* [The request] Return the whole listing, keeping every character the same.

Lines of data
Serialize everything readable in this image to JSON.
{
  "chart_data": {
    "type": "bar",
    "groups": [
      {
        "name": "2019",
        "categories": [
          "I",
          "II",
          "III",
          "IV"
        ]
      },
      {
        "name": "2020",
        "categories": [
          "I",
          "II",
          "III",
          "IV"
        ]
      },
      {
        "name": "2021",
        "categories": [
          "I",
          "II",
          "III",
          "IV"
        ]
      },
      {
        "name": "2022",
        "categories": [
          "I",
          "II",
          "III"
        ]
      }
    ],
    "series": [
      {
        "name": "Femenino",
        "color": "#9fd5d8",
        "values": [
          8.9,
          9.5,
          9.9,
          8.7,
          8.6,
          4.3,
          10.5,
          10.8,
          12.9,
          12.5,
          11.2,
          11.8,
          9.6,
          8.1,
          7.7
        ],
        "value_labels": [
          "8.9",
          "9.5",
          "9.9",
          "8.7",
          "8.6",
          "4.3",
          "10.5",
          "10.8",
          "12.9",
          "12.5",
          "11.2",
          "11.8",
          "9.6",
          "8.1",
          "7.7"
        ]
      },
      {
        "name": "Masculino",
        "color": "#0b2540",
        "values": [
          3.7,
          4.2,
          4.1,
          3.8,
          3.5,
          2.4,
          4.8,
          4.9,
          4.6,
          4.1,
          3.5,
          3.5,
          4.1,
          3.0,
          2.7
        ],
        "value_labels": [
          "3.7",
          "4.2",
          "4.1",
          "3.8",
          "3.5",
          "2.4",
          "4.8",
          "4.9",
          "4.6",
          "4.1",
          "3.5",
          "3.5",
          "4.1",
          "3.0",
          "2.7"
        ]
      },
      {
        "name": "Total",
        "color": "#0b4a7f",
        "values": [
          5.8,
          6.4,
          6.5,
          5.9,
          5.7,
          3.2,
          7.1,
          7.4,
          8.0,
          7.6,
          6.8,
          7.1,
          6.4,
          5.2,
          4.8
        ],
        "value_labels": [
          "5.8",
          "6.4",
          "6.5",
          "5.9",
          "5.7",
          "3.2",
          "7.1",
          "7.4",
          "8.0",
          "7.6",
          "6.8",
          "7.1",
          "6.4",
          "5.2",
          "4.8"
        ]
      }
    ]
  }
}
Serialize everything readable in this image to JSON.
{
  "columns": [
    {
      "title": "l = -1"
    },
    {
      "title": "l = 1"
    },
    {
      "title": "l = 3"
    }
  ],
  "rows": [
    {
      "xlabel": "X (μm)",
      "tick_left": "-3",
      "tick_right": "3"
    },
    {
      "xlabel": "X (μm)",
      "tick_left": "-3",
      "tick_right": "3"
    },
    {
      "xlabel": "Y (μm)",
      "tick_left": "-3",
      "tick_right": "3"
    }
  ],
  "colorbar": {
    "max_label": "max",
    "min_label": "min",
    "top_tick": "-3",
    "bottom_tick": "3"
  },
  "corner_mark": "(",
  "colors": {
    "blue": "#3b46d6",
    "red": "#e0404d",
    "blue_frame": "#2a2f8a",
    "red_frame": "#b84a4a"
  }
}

* [Exercise result]
Serialize everything readable in this image to JSON.
{
  "chart_data": {
    "type": "bar",
    "groups": [
      {
        "name": "2019",
        "categories": [
          "I",
          "II",
          "III",
          "IV"
        ]
      },
      {
        "name": "2020",
        "categories": [
          "I",
          "II",
          "III",
          "IV"
        ]
      },
      {
        "name": "2021",
        "categories": [
          "I",
          "II",
          "III",
          "IV"
        ]
      },
      {
        "name": "2022",
        "categories": [
          "I",
          "II",
          "III"
        ]
      }
    ],
    "series": [
      {
        "name": "Femenino",
        "color": "#9fd5d8",
        "values": [
          8.9,
          9.5,
          9.9,
          8.7,
          8.6,
          4.3,
          10.5,
          10.8,
          12.9,
          12.5,
          11.2,
          11.8,
          9.6,
          8.1,
          7.7
        ],
        "value_labels": [
          "8.9",
          "9.5",
          "9.9",
          "8.7",
          "8.6",
          "4.3",
          "10.5",
          "10.8",
          "12.9",
          "12.5",
          "11.2",
          "11.8",
          "9.6",
          "8.1",
          "7.7"
        ]
      },
      {
        "name": "Masculino",
        "color": "#0b2540",
        "values": [
          3.7,
          4.2,
          4.1,
          3.8,
          3.5,
          2.4,
          4.8,
          4.9,
          4.6,
          4.1,
          3.5,
          3.5,
          4.1,
          3.0,
          2.7
        ],
        "value_labels": [
          "3.7",
          "4.2",
          "4.1",
          "3.8",
          "3.5",
          "2.4",
          "4.8",
          "4.9",
          "4.6",
          "4.1",
          "3.5",
          "3.5",
          "4.1",
          "3.0",
          "2.7"
        ]
      },
      {
        "name": "Total",
        "color": "#0b4a7f",
        "values": [
          5.8,
          6.4,
          6.5,
          5.9,
          5.7,
          3.2,
          7.1,
          7.4,
          8.0,
          7.6,
          6.8,
          7.1,
          6.4,
          5.2,
          4.8
        ],
        "value_labels": [
          "5.8",
          "6.4",
          "6.5",
          "5.9",
          "5.7",
          "3.2",
          "7.1",
          "7.4",
          "8.0",
          "7.6",
          "6.8",
          "7.1",
          "6.4",
          "5.2",
          "4.8"
        ]
      }
    ]
  }
}
Serialize everything readable in this image to JSON.
{
  "columns": [
    {
      "title": "l = -1"
    },
    {
      "title": "l = 1"
    },
    {
      "title": "l = 3"
    }
  ],
  "rows": [
    {
      "xlabel": "X (μm)",
      "tick_left": "-3",
      "tick_right": "3"
    },
    {
      "xlabel": "X (μm)",
      "tick_left": "-3",
      "tick_right": "3"
    },
    {
      "xlabel": "Y (μm)",
      "tick_left": "-3",
      "tick_right": "3"
    }
  ],
  "colorbar": {
    "max_label": "max",
    "min_label": "min",
    "top_tick": "-3",
    "bottom_tick": "3"
  },
  "corner_mark": "(",
  "colors": {
    "blue": "#3b46d6",
    "red": "#e0404d",
    "blue_frame": "#2a2f8a",
    "red_frame": "#b84a4a"
  }
}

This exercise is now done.